Work instructions:
Retype the data below without altering anything.

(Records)
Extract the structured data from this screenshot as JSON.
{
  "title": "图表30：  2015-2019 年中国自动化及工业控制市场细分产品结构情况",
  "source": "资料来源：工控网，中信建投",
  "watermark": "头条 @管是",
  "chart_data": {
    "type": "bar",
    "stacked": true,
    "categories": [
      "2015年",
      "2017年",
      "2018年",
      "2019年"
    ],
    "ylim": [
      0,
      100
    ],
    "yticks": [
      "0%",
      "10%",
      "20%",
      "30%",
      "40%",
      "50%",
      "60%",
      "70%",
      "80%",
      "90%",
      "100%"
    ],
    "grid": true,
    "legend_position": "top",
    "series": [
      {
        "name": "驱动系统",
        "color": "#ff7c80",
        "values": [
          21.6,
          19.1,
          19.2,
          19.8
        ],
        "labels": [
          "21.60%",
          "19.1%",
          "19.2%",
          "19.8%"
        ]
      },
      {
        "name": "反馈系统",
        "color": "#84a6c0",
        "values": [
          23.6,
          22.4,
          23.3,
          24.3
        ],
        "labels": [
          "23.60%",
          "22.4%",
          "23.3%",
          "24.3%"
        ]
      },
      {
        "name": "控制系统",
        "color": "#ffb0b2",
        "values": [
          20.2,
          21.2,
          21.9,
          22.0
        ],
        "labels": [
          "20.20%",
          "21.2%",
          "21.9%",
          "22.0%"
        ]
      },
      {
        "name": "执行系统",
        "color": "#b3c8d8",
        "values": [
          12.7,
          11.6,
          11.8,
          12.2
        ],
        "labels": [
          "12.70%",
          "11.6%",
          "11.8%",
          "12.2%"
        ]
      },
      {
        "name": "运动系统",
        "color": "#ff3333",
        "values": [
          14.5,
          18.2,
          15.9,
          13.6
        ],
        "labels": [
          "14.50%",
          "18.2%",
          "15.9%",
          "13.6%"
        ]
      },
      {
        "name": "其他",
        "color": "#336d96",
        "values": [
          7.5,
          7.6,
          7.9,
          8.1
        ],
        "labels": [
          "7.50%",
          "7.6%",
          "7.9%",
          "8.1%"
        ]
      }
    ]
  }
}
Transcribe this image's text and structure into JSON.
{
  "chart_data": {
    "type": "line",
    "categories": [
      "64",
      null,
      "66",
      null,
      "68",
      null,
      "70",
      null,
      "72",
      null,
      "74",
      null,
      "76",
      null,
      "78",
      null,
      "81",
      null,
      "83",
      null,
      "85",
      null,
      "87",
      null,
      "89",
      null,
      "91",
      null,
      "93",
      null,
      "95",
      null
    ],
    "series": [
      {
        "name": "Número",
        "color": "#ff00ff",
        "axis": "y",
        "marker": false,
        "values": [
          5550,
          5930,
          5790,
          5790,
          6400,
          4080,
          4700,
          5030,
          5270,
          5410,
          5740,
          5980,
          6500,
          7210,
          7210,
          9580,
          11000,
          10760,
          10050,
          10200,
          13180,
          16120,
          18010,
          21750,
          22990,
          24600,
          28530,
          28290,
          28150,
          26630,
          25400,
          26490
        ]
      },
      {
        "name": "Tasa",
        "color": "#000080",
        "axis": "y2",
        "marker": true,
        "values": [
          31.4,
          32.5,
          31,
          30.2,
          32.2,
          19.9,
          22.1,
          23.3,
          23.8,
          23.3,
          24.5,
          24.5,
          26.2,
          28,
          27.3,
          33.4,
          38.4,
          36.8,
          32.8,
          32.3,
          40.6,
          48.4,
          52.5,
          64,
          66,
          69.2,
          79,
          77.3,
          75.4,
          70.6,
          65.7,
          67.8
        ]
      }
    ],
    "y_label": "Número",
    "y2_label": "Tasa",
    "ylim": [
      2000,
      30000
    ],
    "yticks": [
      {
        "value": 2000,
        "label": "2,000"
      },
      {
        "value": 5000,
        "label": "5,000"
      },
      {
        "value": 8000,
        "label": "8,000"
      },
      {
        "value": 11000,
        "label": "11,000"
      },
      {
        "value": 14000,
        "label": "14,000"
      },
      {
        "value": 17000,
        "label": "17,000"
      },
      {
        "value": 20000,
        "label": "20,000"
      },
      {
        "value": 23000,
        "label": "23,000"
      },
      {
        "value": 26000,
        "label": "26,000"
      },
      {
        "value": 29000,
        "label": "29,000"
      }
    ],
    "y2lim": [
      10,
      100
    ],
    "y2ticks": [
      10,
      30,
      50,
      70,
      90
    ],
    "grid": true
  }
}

Answer for the task:
Extract the structured data from this screenshot as JSON.
{
  "title": "图表30：  2015-2019 年中国自动化及工业控制市场细分产品结构情况",
  "source": "资料来源：工控网，中信建投",
  "watermark": "头条 @管是",
  "chart_data": {
    "type": "bar",
    "stacked": true,
    "categories": [
      "2015年",
      "2017年",
      "2018年",
      "2019年"
    ],
    "ylim": [
      0,
      100
    ],
    "yticks": [
      "0%",
      "10%",
      "20%",
      "30%",
      "40%",
      "50%",
      "60%",
      "70%",
      "80%",
      "90%",
      "100%"
    ],
    "grid": true,
    "legend_position": "top",
    "series": [
      {
        "name": "驱动系统",
        "color": "#ff7c80",
        "values": [
          21.6,
          19.1,
          19.2,
          19.8
        ],
        "labels": [
          "21.60%",
          "19.1%",
          "19.2%",
          "19.8%"
        ]
      },
      {
        "name": "反馈系统",
        "color": "#84a6c0",
        "values": [
          23.6,
          22.4,
          23.3,
          24.3
        ],
        "labels": [
          "23.60%",
          "22.4%",
          "23.3%",
          "24.3%"
        ]
      },
      {
        "name": "控制系统",
        "color": "#ffb0b2",
        "values": [
          20.2,
          21.2,
          21.9,
          22.0
        ],
        "labels": [
          "20.20%",
          "21.2%",
          "21.9%",
          "22.0%"
        ]
      },
      {
        "name": "执行系统",
        "color": "#b3c8d8",
        "values": [
          12.7,
          11.6,
          11.8,
          12.2
        ],
        "labels": [
          "12.70%",
          "11.6%",
          "11.8%",
          "12.2%"
        ]
      },
      {
        "name": "运动系统",
        "color": "#ff3333",
        "values": [
          14.5,
          18.2,
          15.9,
          13.6
        ],
        "labels": [
          "14.50%",
          "18.2%",
          "15.9%",
          "13.6%"
        ]
      },
      {
        "name": "其他",
        "color": "#336d96",
        "values": [
          7.5,
          7.6,
          7.9,
          8.1
        ],
        "labels": [
          "7.50%",
          "7.6%",
          "7.9%",
          "8.1%"
        ]
      }
    ]
  }
}
Transcribe this image's text and structure into JSON.
{
  "chart_data": {
    "type": "line",
    "categories": [
      "64",
      null,
      "66",
      null,
      "68",
      null,
      "70",
      null,
      "72",
      null,
      "74",
      null,
      "76",
      null,
      "78",
      null,
      "81",
      null,
      "83",
      null,
      "85",
      null,
      "87",
      null,
      "89",
      null,
      "91",
      null,
      "93",
      null,
      "95",
      null
    ],
    "series": [
      {
        "name": "Número",
        "color": "#ff00ff",
        "axis": "y",
        "marker": false,
        "values": [
          5550,
          5930,
          5790,
          5790,
          6400,
          4080,
          4700,
          5030,
          5270,
          5410,
          5740,
          5980,
          6500,
          7210,
          7210,
          9580,
          11000,
          10760,
          10050,
          10200,
          13180,
          16120,
          18010,
          21750,
          22990,
          24600,
          28530,
          28290,
          28150,
          26630,
          25400,
          26490
        ]
      },
      {
        "name": "Tasa",
        "color": "#000080",
        "axis": "y2",
        "marker": true,
        "values": [
          31.4,
          32.5,
          31,
          30.2,
          32.2,
          19.9,
          22.1,
          23.3,
          23.8,
          23.3,
          24.5,
          24.5,
          26.2,
          28,
          27.3,
          33.4,
          38.4,
          36.8,
          32.8,
          32.3,
          40.6,
          48.4,
          52.5,
          64,
          66,
          69.2,
          79,
          77.3,
          75.4,
          70.6,
          65.7,
          67.8
        ]
      }
    ],
    "y_label": "Número",
    "y2_label": "Tasa",
    "ylim": [
      2000,
      30000
    ],
    "yticks": [
      {
        "value": 2000,
        "label": "2,000"
      },
      {
        "value": 5000,
        "label": "5,000"
      },
      {
        "value": 8000,
        "label": "8,000"
      },
      {
        "value": 11000,
        "label": "11,000"
      },
      {
        "value": 14000,
        "label": "14,000"
      },
      {
        "value": 17000,
        "label": "17,000"
      },
      {
        "value": 20000,
        "label": "20,000"
      },
      {
        "value": 23000,
        "label": "23,000"
      },
      {
        "value": 26000,
        "label": "26,000"
      },
      {
        "value": 29000,
        "label": "29,000"
      }
    ],
    "y2lim": [
      10,
      100
    ],
    "y2ticks": [
      10,
      30,
      50,
      70,
      90
    ],
    "grid": true
  }
}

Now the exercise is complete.